| Information supplied |
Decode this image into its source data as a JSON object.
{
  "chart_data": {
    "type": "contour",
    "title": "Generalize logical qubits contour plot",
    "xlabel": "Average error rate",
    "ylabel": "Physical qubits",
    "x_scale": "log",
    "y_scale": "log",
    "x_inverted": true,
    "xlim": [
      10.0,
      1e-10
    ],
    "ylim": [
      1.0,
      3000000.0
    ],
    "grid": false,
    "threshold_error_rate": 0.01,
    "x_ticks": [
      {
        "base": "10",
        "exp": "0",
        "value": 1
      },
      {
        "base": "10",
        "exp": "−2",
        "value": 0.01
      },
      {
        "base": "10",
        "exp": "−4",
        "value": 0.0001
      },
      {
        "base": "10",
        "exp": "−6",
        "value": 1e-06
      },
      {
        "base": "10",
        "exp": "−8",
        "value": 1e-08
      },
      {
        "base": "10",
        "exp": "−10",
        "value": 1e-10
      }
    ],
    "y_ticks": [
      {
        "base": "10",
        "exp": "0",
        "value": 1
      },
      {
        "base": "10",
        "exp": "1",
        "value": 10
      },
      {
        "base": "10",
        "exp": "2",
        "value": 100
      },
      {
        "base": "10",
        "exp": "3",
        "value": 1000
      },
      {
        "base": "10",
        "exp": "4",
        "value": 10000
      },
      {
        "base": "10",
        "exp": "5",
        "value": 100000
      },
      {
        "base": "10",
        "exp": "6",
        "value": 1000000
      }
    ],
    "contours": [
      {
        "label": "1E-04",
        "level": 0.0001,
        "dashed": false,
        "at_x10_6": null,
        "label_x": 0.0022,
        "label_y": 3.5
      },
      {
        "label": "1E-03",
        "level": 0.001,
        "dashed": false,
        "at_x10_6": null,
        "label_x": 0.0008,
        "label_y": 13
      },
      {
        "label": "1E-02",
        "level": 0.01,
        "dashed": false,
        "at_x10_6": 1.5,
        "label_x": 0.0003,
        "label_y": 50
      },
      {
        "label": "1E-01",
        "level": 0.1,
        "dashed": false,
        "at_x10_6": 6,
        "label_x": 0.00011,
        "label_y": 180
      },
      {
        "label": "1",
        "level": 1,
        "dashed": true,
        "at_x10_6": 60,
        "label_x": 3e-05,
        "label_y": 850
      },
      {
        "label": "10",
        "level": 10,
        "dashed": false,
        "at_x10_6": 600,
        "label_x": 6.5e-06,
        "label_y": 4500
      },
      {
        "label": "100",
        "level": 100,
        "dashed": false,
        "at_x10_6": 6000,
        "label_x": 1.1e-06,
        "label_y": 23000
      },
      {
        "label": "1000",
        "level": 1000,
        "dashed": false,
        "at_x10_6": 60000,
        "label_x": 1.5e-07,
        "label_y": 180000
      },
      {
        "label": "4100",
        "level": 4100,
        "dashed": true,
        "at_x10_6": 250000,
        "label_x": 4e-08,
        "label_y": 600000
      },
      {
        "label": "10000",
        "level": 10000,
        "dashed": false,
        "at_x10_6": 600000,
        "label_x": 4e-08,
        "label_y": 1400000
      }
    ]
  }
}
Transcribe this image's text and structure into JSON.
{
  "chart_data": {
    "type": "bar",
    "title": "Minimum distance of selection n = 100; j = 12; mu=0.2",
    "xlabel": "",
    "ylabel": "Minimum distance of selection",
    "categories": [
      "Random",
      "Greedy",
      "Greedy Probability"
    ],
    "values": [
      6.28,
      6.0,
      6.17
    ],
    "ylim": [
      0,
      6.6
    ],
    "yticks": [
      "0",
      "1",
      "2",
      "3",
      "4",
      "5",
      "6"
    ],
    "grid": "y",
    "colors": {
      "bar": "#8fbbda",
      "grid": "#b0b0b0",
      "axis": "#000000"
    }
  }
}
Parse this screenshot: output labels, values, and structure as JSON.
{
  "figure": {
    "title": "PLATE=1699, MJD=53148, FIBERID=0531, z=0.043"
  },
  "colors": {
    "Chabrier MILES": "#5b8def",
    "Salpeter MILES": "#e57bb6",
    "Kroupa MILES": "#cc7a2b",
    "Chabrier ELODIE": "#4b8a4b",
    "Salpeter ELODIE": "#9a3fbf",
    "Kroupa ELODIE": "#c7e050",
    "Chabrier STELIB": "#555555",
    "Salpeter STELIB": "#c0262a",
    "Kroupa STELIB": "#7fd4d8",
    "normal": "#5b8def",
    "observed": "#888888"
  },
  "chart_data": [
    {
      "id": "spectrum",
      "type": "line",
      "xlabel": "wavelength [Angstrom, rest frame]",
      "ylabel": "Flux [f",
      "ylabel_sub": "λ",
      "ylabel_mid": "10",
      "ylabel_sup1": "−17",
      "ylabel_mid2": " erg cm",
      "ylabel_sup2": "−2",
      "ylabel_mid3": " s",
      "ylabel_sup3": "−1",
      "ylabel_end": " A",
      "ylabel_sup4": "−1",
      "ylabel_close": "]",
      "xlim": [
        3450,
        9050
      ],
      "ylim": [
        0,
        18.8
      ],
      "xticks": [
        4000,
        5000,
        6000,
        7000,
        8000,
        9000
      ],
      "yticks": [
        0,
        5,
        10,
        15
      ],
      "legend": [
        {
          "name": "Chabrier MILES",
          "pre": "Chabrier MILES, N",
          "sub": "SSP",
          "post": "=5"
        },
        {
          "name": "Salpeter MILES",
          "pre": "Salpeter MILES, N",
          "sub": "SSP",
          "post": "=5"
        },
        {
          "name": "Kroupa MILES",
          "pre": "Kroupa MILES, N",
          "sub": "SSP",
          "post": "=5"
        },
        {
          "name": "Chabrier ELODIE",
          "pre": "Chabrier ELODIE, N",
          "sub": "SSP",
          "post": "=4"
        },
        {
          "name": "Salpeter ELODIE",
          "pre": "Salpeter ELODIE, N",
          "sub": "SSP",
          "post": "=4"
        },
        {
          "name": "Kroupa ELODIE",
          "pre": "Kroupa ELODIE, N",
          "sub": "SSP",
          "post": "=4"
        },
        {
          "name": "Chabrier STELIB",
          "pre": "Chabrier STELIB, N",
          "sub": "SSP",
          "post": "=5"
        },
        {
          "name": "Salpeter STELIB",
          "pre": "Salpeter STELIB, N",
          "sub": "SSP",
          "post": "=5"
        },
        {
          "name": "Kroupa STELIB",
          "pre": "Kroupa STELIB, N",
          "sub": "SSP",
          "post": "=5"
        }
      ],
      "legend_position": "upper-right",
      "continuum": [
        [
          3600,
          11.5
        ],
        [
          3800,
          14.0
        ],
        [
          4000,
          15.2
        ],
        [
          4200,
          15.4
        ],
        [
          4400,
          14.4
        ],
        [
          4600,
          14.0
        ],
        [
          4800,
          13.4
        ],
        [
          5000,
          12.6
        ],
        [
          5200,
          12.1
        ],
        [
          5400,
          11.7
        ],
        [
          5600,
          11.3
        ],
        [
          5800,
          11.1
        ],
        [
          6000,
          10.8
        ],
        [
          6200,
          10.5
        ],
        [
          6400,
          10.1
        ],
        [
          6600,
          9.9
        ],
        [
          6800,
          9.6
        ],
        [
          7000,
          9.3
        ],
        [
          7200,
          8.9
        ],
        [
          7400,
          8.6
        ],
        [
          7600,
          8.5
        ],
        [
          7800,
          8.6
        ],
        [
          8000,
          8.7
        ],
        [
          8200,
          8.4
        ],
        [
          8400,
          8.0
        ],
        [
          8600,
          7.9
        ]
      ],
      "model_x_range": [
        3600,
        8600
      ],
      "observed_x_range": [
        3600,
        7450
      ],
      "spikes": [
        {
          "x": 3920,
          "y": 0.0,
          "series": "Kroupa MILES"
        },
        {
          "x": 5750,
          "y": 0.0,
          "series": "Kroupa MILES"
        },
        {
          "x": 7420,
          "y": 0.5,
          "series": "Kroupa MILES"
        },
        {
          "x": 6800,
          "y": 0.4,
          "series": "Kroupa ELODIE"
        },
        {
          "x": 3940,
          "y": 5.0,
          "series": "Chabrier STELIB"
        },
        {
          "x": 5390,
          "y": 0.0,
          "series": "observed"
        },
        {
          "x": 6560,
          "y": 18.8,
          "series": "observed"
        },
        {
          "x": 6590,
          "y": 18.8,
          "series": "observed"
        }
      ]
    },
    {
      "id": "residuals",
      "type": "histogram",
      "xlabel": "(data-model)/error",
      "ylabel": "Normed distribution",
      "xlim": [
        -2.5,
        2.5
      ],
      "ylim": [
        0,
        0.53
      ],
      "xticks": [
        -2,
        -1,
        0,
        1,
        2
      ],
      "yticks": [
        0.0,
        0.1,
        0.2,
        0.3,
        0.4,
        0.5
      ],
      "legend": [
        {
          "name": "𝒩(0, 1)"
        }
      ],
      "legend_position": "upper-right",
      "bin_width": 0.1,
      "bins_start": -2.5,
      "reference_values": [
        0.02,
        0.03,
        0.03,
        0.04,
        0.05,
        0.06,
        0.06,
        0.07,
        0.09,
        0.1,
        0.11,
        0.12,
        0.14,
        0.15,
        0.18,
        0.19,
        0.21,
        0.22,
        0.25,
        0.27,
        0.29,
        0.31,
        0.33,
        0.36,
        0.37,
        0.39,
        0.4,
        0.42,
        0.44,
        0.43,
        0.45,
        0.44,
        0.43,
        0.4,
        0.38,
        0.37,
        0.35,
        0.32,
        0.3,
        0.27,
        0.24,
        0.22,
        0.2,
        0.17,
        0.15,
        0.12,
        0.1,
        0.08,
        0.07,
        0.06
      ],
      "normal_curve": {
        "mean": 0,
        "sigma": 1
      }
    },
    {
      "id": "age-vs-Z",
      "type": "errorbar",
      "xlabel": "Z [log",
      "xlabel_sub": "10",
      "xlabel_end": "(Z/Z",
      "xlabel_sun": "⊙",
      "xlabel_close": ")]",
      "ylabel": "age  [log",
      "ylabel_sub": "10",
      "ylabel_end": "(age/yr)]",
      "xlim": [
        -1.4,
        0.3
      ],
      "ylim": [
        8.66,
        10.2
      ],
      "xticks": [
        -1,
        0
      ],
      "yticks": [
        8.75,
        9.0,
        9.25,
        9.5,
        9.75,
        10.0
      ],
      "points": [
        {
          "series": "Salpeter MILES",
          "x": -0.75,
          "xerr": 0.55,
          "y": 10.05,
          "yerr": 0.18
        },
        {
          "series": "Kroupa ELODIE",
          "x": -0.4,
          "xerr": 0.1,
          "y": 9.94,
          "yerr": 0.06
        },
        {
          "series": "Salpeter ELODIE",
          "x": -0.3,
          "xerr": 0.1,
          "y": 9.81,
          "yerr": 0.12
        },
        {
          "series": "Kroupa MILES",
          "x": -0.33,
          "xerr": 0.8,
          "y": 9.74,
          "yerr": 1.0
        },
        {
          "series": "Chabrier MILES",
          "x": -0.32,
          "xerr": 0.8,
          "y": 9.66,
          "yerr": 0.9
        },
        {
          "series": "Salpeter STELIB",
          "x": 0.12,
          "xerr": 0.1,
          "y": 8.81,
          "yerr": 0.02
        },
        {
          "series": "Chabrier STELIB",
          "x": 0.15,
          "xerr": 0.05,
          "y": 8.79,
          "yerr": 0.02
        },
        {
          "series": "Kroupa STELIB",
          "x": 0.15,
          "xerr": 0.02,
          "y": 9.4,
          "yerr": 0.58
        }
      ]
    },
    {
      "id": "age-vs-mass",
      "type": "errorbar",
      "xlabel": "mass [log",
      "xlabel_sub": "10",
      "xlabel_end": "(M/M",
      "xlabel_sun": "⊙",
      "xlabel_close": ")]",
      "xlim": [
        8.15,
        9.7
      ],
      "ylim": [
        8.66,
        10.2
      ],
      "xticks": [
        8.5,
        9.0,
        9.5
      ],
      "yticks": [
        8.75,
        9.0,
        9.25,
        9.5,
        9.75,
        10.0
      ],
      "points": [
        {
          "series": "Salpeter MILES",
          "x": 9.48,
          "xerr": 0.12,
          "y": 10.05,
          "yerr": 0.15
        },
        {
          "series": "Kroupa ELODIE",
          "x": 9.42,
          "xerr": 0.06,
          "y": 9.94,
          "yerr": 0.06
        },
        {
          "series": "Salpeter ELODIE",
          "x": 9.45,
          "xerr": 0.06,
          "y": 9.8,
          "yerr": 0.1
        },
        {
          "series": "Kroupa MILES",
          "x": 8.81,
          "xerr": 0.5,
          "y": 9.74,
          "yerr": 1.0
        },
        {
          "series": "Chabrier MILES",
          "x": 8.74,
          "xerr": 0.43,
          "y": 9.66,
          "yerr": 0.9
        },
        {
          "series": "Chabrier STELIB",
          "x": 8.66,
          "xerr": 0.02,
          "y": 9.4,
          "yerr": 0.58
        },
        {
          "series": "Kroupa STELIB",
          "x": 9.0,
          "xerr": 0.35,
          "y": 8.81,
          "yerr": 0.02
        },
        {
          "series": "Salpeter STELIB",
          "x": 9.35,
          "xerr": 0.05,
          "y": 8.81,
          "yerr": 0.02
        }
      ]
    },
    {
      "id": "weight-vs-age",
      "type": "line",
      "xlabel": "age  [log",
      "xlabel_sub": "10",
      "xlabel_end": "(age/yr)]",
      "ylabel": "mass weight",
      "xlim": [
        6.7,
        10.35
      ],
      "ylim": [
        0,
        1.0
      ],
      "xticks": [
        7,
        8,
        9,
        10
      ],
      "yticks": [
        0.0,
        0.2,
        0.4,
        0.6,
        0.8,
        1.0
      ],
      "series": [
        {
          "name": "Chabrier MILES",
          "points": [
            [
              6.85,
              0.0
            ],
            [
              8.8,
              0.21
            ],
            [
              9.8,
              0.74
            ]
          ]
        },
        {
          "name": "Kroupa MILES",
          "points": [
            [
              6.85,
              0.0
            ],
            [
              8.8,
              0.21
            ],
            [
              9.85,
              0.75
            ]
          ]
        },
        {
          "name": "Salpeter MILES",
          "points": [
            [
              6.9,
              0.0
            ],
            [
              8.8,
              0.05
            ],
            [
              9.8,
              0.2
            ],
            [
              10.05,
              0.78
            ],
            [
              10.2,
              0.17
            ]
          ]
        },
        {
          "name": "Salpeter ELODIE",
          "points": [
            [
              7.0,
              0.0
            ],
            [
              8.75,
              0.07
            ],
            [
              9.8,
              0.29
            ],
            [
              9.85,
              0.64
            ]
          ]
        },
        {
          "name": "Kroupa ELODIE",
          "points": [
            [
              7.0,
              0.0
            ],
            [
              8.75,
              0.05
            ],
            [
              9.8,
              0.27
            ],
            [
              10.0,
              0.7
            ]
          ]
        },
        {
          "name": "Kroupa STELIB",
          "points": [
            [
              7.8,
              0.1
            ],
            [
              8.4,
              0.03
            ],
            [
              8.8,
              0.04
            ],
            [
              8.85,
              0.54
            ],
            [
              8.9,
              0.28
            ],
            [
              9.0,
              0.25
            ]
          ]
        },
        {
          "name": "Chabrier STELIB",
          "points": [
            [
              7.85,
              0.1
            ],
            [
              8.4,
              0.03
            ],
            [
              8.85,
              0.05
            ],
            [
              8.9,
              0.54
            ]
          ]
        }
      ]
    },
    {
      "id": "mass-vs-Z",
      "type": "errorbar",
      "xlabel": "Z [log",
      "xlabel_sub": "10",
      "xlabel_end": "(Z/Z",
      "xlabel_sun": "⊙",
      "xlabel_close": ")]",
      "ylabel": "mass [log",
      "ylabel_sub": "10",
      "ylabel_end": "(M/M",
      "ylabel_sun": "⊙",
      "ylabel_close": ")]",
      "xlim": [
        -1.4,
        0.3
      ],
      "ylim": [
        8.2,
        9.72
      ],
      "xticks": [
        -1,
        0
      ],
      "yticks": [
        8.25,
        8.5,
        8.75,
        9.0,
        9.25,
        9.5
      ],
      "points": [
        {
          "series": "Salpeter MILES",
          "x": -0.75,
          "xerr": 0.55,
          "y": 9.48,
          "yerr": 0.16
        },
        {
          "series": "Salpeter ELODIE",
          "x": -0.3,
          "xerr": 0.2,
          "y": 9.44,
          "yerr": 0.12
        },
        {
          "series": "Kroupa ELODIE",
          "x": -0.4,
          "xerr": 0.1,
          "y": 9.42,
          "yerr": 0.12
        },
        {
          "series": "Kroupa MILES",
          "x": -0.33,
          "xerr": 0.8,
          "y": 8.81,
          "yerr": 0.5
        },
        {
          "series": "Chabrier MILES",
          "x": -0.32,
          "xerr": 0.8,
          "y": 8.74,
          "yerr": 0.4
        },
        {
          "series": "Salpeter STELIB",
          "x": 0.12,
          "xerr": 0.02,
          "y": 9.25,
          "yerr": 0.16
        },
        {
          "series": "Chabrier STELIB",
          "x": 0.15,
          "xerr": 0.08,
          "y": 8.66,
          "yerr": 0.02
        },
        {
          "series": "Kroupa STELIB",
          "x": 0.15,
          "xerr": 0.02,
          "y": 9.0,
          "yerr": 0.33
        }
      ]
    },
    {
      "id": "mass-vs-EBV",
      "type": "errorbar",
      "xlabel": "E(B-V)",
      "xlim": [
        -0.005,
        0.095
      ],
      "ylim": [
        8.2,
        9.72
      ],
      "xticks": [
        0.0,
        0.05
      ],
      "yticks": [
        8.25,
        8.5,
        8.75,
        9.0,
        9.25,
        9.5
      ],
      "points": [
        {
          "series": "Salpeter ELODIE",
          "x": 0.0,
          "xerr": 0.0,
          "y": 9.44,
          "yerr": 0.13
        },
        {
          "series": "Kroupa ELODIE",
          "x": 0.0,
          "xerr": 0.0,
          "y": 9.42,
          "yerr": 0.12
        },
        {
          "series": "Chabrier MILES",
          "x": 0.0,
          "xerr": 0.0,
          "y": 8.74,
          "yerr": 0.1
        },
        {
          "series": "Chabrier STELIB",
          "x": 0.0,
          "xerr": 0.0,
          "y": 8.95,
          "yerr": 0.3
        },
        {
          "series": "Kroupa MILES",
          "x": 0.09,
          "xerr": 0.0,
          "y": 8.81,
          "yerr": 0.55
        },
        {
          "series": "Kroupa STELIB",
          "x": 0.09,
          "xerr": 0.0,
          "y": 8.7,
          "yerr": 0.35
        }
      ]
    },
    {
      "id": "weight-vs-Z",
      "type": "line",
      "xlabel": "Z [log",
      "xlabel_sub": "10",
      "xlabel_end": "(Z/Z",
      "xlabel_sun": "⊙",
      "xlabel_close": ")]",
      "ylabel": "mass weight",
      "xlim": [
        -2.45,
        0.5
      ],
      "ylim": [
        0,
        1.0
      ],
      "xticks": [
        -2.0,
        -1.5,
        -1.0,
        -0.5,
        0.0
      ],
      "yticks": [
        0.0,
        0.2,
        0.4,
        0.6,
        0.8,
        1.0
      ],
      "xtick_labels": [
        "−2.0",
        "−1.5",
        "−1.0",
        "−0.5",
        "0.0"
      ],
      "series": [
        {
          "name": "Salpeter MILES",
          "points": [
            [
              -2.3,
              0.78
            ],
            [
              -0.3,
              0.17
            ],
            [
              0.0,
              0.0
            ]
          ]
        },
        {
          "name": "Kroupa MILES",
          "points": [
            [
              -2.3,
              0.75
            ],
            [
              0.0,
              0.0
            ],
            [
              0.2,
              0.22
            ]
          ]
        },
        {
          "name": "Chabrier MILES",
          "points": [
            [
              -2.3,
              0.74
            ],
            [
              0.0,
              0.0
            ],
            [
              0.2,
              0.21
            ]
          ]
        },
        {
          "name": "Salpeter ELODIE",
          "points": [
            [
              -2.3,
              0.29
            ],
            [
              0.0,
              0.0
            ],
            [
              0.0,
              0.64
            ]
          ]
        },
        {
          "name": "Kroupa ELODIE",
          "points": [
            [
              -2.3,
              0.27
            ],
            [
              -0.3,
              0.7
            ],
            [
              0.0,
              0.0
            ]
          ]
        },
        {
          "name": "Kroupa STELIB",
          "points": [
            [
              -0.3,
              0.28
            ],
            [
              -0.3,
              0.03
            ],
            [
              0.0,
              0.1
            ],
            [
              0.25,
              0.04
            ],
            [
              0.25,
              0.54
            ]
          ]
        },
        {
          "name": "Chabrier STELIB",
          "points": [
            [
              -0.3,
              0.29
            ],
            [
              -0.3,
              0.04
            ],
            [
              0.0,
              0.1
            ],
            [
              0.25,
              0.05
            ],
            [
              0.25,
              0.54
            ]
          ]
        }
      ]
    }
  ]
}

| Objective |
Copy out every line of the data that includes "level".

| Result of this task |
        "level": 0.0001,
        "level": 0.001,
        "level": 0.01,
        "level": 0.1,
        "level": 1,
        "level": 10,
        "level": 100,
        "level": 1000,
        "level": 4100,
        "level": 10000,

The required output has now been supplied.